= Task requirements =
Repeat the whole listing exactly.

= Given data =

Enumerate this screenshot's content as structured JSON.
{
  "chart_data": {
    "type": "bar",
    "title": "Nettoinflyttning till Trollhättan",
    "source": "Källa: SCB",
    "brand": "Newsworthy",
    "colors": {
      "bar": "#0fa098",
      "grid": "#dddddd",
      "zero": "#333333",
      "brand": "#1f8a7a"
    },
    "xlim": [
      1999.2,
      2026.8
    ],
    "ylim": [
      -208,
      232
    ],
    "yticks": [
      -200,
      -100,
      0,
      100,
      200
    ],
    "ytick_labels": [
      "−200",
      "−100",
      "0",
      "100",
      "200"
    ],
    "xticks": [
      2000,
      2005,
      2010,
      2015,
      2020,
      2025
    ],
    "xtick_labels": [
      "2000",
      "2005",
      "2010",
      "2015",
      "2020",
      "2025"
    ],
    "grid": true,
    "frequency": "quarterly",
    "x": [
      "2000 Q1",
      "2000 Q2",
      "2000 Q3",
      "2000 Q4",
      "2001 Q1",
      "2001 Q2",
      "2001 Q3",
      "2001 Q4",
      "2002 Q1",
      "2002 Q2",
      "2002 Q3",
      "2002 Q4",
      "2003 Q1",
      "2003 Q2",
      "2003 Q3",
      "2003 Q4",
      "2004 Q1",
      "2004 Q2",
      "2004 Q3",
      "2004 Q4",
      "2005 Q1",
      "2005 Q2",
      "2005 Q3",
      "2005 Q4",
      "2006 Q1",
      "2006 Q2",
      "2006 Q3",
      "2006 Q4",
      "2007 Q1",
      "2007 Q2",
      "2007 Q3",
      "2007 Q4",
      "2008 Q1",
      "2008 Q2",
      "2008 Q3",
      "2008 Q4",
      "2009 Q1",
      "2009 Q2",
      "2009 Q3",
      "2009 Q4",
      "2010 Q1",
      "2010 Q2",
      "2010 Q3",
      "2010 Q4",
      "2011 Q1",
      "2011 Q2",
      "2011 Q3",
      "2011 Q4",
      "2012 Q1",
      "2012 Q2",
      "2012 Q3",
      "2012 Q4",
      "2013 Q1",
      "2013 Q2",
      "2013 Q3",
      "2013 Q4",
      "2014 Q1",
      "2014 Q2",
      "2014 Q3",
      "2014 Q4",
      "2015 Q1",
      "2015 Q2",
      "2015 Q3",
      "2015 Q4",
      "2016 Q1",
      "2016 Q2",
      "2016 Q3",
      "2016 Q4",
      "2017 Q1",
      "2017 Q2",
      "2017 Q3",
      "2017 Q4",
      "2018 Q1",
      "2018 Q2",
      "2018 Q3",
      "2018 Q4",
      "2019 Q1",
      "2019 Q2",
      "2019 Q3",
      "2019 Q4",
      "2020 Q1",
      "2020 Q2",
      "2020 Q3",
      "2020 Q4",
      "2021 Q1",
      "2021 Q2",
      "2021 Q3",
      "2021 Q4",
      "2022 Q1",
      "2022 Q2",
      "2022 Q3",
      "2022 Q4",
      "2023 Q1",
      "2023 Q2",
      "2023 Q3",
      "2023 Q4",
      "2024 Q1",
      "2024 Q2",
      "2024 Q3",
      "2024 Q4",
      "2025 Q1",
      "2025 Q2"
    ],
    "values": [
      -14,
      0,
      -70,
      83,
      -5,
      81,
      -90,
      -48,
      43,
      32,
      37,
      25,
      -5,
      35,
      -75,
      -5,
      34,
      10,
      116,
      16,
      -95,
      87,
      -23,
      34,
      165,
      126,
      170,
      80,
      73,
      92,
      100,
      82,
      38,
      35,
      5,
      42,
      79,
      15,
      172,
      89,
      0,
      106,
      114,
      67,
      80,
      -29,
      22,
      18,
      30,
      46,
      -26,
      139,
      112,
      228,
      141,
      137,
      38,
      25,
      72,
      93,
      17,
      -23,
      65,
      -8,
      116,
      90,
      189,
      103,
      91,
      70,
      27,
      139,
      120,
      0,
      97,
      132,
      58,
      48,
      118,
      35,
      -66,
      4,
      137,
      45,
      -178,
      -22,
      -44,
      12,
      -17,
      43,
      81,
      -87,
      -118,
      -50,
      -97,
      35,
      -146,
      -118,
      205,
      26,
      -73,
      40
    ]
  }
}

= The completed task =
Enumerate this screenshot's content as structured JSON.
{
  "chart_data": {
    "type": "bar",
    "title": "Nettoinflyttning till Trollhättan",
    "source": "Källa: SCB",
    "brand": "Newsworthy",
    "colors": {
      "bar": "#0fa098",
      "grid": "#dddddd",
      "zero": "#333333",
      "brand": "#1f8a7a"
    },
    "xlim": [
      1999.2,
      2026.8
    ],
    "ylim": [
      -208,
      232
    ],
    "yticks": [
      -200,
      -100,
      0,
      100,
      200
    ],
    "ytick_labels": [
      "−200",
      "−100",
      "0",
      "100",
      "200"
    ],
    "xticks": [
      2000,
      2005,
      2010,
      2015,
      2020,
      2025
    ],
    "xtick_labels": [
      "2000",
      "2005",
      "2010",
      "2015",
      "2020",
      "2025"
    ],
    "grid": true,
    "frequency": "quarterly",
    "x": [
      "2000 Q1",
      "2000 Q2",
      "2000 Q3",
      "2000 Q4",
      "2001 Q1",
      "2001 Q2",
      "2001 Q3",
      "2001 Q4",
      "2002 Q1",
      "2002 Q2",
      "2002 Q3",
      "2002 Q4",
      "2003 Q1",
      "2003 Q2",
      "2003 Q3",
      "2003 Q4",
      "2004 Q1",
      "2004 Q2",
      "2004 Q3",
      "2004 Q4",
      "2005 Q1",
      "2005 Q2",
      "2005 Q3",
      "2005 Q4",
      "2006 Q1",
      "2006 Q2",
      "2006 Q3",
      "2006 Q4",
      "2007 Q1",
      "2007 Q2",
      "2007 Q3",
      "2007 Q4",
      "2008 Q1",
      "2008 Q2",
      "2008 Q3",
      "2008 Q4",
      "2009 Q1",
      "2009 Q2",
      "2009 Q3",
      "2009 Q4",
      "2010 Q1",
      "2010 Q2",
      "2010 Q3",
      "2010 Q4",
      "2011 Q1",
      "2011 Q2",
      "2011 Q3",
      "2011 Q4",
      "2012 Q1",
      "2012 Q2",
      "2012 Q3",
      "2012 Q4",
      "2013 Q1",
      "2013 Q2",
      "2013 Q3",
      "2013 Q4",
      "2014 Q1",
      "2014 Q2",
      "2014 Q3",
      "2014 Q4",
      "2015 Q1",
      "2015 Q2",
      "2015 Q3",
      "2015 Q4",
      "2016 Q1",
      "2016 Q2",
      "2016 Q3",
      "2016 Q4",
      "2017 Q1",
      "2017 Q2",
      "2017 Q3",
      "2017 Q4",
      "2018 Q1",
      "2018 Q2",
      "2018 Q3",
      "2018 Q4",
      "2019 Q1",
      "2019 Q2",
      "2019 Q3",
      "2019 Q4",
      "2020 Q1",
      "2020 Q2",
      "2020 Q3",
      "2020 Q4",
      "2021 Q1",
      "2021 Q2",
      "2021 Q3",
      "2021 Q4",
      "2022 Q1",
      "2022 Q2",
      "2022 Q3",
      "2022 Q4",
      "2023 Q1",
      "2023 Q2",
      "2023 Q3",
      "2023 Q4",
      "2024 Q1",
      "2024 Q2",
      "2024 Q3",
      "2024 Q4",
      "2025 Q1",
      "2025 Q2"
    ],
    "values": [
      -14,
      0,
      -70,
      83,
      -5,
      81,
      -90,
      -48,
      43,
      32,
      37,
      25,
      -5,
      35,
      -75,
      -5,
      34,
      10,
      116,
      16,
      -95,
      87,
      -23,
      34,
      165,
      126,
      170,
      80,
      73,
      92,
      100,
      82,
      38,
      35,
      5,
      42,
      79,
      15,
      172,
      89,
      0,
      106,
      114,
      67,
      80,
      -29,
      22,
      18,
      30,
      46,
      -26,
      139,
      112,
      228,
      141,
      137,
      38,
      25,
      72,
      93,
      17,
      -23,
      65,
      -8,
      116,
      90,
      189,
      103,
      91,
      70,
      27,
      139,
      120,
      0,
      97,
      132,
      58,
      48,
      118,
      35,
      -66,
      4,
      137,
      45,
      -178,
      -22,
      -44,
      12,
      -17,
      43,
      81,
      -87,
      -118,
      -50,
      -97,
      35,
      -146,
      -118,
      205,
      26,
      -73,
      40
    ]
  }
}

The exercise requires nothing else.